# What you will do
Reproduce the lines from the one containing "results-title: INFORMATION REQUESTS" through the one containing "caret-down-icon <box>1540 324 1551 332</box>", inclusive, with no changes.

# Data for processing
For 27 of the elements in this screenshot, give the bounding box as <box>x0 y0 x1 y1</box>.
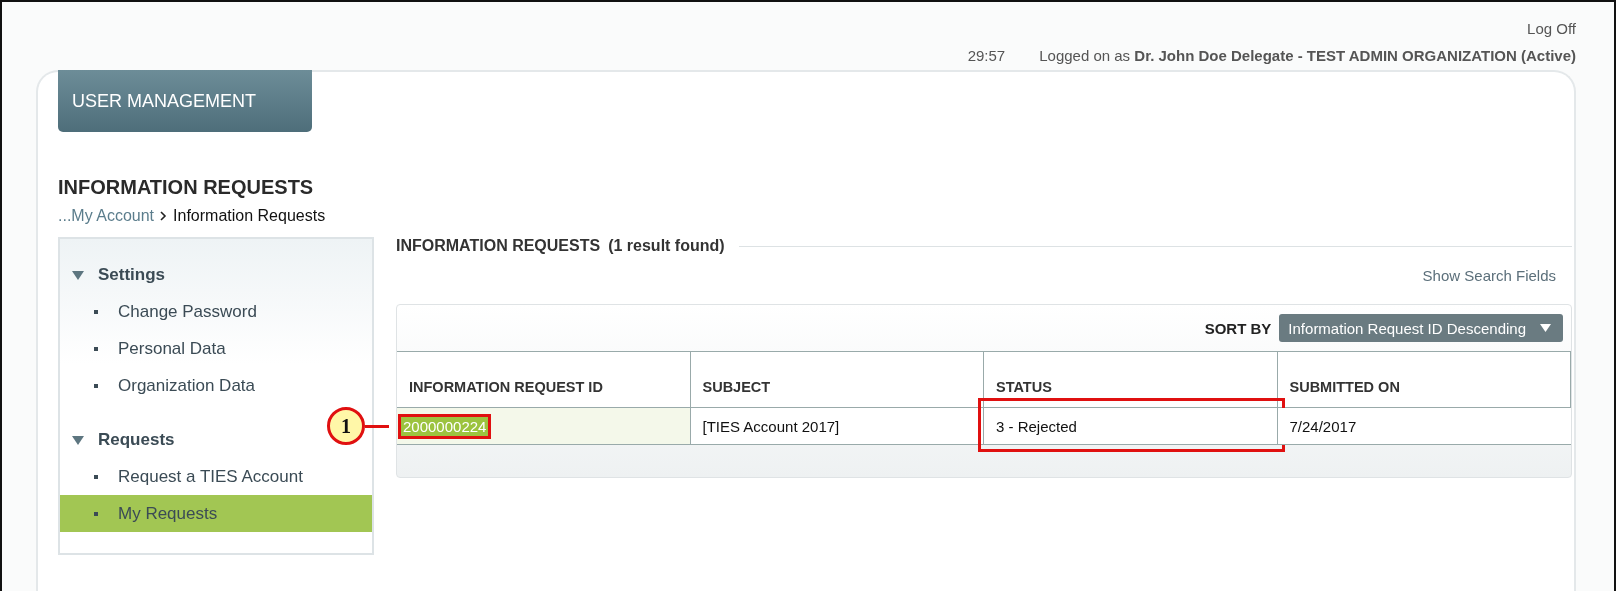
results-title: INFORMATION REQUESTS <box>396 237 601 255</box>
user-management-tab[interactable]: USER MANAGEMENT <box>58 70 312 132</box>
sort-by-label: SORT BY <box>1204 319 1272 337</box>
results-count: (1 result found) <box>608 237 725 255</box>
show-search-fields-link[interactable]: Show Search Fields <box>1422 267 1556 284</box>
breadcrumb-link[interactable]: ...My Account <box>58 207 155 225</box>
current-page-label[interactable]: Information Requests <box>173 207 326 225</box>
log-off-link[interactable]: Log Off <box>1527 20 1576 37</box>
session-timer: 29:57 <box>967 47 1006 64</box>
table-cell-text: 3 - Rejected <box>995 416 1078 436</box>
sidebar-item[interactable]: Change Password <box>60 293 372 330</box>
sidebar-item[interactable]: Organization Data <box>60 367 372 404</box>
sidebar-group-title[interactable]: Settings <box>98 265 166 285</box>
caret-down-icon[interactable] <box>72 270 84 280</box>
leader-line <box>365 424 389 428</box>
logged-on-text: Logged on as Dr. John Doe Delegate - TEST ADMIN ORGANIZATION (Active) <box>1039 47 1576 64</box>
caret-down-icon[interactable] <box>72 435 84 445</box>
sidebar-group-title[interactable]: Requests <box>98 430 175 450</box>
caret-down-icon <box>1540 324 1551 332</box>
sidebar-item[interactable]: My Requests <box>60 495 372 532</box>
table-cell-text: 7/24/2017 <box>1288 416 1358 436</box>
sidebar-item[interactable]: Request a TIES Account <box>60 458 372 495</box>
sort-dropdown[interactable]: Information Request ID Descending <box>1279 314 1563 342</box>
sidebar-item[interactable]: Personal Data <box>60 330 372 367</box>
table-cell-text: [TIES Account 2017] <box>701 416 841 436</box>
chevron-right-icon <box>160 211 168 221</box>
page-title: INFORMATION REQUESTS <box>58 176 315 199</box>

# Task answer
results-title: INFORMATION REQUESTS <box>396 237 601 255</box>
user-management-tab[interactable]: USER MANAGEMENT <box>58 70 312 132</box>
sort-by-label: SORT BY <box>1204 319 1272 337</box>
results-count: (1 result found) <box>608 237 725 255</box>
show-search-fields-link[interactable]: Show Search Fields <box>1422 267 1556 284</box>
breadcrumb-link[interactable]: ...My Account <box>58 207 155 225</box>
current-page-label[interactable]: Information Requests <box>173 207 326 225</box>
log-off-link[interactable]: Log Off <box>1527 20 1576 37</box>
session-timer: 29:57 <box>967 47 1006 64</box>
table-cell-text: 3 - Rejected <box>995 416 1078 436</box>
sidebar-item[interactable]: Change Password <box>60 293 372 330</box>
sidebar-item[interactable]: Organization Data <box>60 367 372 404</box>
sidebar-group-title[interactable]: Settings <box>98 265 166 285</box>
caret-down-icon[interactable] <box>72 270 84 280</box>
leader-line <box>365 424 389 428</box>
logged-on-text: Logged on as Dr. John Doe Delegate - TEST ADMIN ORGANIZATION (Active) <box>1039 47 1576 64</box>
caret-down-icon[interactable] <box>72 435 84 445</box>
sidebar-group-title[interactable]: Requests <box>98 430 175 450</box>
caret-down-icon <box>1540 324 1551 332</box>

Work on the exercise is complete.